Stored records

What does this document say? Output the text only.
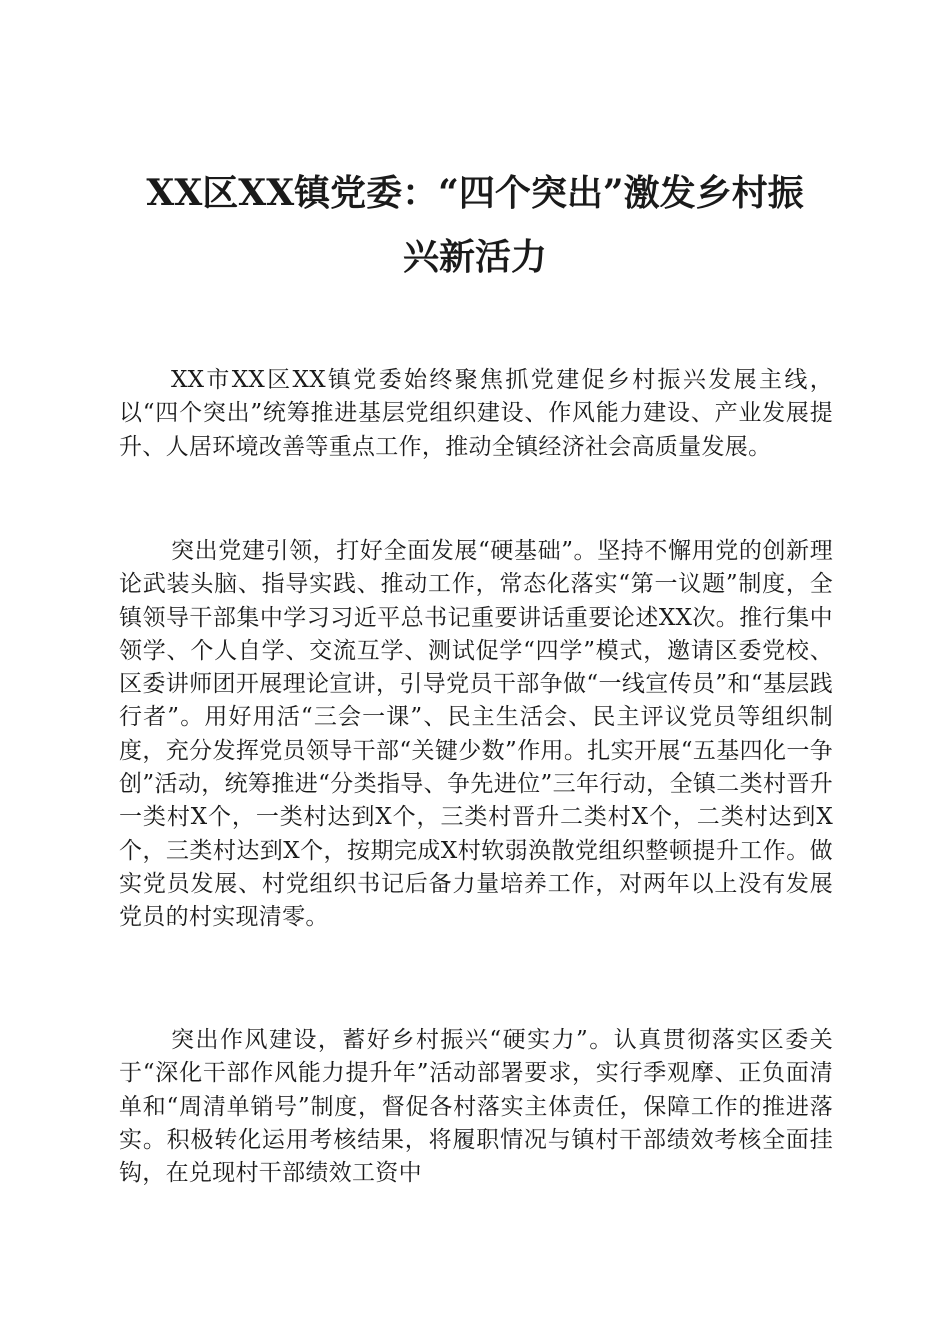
XX区XX镇党委：“四个突出”激发乡村振
兴新活力

XX市XX区XX镇党委始终聚焦抓党建促乡村振兴发展主线，以“四个突出”统筹推进基层党组织建设、作风能力建设、产业发展提升、人居环境改善等重点工作，推动全镇经济社会高质量发展。

突出党建引领，打好全面发展“硬基础”。坚持不懈用党的创新理论武装头脑、指导实践、推动工作，常态化落实“第一议题”制度，全镇领导干部集中学习习近平总书记重要讲话重要论述XX次。推行集中领学、个人自学、交流互学、测试促学“四学”模式，邀请区委党校、区委讲师团开展理论宣讲，引导党员干部争做“一线宣传员”和“基层践行者”。用好用活“三会一课”、民主生活会、民主评议党员等组织制度，充分发挥党员领导干部“关键少数”作用。扎实开展“五基四化一争创”活动，统筹推进“分类指导、争先进位”三年行动，全镇二类村晋升一类村X个，一类村达到X个，三类村晋升二类村X个，二类村达到X个，三类村达到X个，按期完成X村软弱涣散党组织整顿提升工作。做实党员发展、村党组织书记后备力量培养工作，对两年以上没有发展党员的村实现清零。

突出作风建设，蓄好乡村振兴“硬实力”。认真贯彻落实区委关于“深化干部作风能力提升年”活动部署要求，实行季观摩、正负面清单和“周清单销号”制度，督促各村落实主体责任，保障工作的推进落实。积极转化运用考核结果，将履职情况与镇村干部绩效考核全面挂钩，在兑现村干部绩效工资中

Written request >>
Reproduce the material word for word. Any pictures should be left out of the copy.

Task solution >>
What does this document say? Output the text only.
XX区XX镇党委：“四个突出”激发乡村振
兴新活力

XX市XX区XX镇党委始终聚焦抓党建促乡村振兴发展主线，以“四个突出”统筹推进基层党组织建设、作风能力建设、产业发展提升、人居环境改善等重点工作，推动全镇经济社会高质量发展。

突出党建引领，打好全面发展“硬基础”。坚持不懈用党的创新理论武装头脑、指导实践、推动工作，常态化落实“第一议题”制度，全镇领导干部集中学习习近平总书记重要讲话重要论述XX次。推行集中领学、个人自学、交流互学、测试促学“四学”模式，邀请区委党校、区委讲师团开展理论宣讲，引导党员干部争做“一线宣传员”和“基层践行者”。用好用活“三会一课”、民主生活会、民主评议党员等组织制度，充分发挥党员领导干部“关键少数”作用。扎实开展“五基四化一争创”活动，统筹推进“分类指导、争先进位”三年行动，全镇二类村晋升一类村X个，一类村达到X个，三类村晋升二类村X个，二类村达到X个，三类村达到X个，按期完成X村软弱涣散党组织整顿提升工作。做实党员发展、村党组织书记后备力量培养工作，对两年以上没有发展党员的村实现清零。

突出作风建设，蓄好乡村振兴“硬实力”。认真贯彻落实区委关于“深化干部作风能力提升年”活动部署要求，实行季观摩、正负面清单和“周清单销号”制度，督促各村落实主体责任，保障工作的推进落实。积极转化运用考核结果，将履职情况与镇村干部绩效考核全面挂钩，在兑现村干部绩效工资中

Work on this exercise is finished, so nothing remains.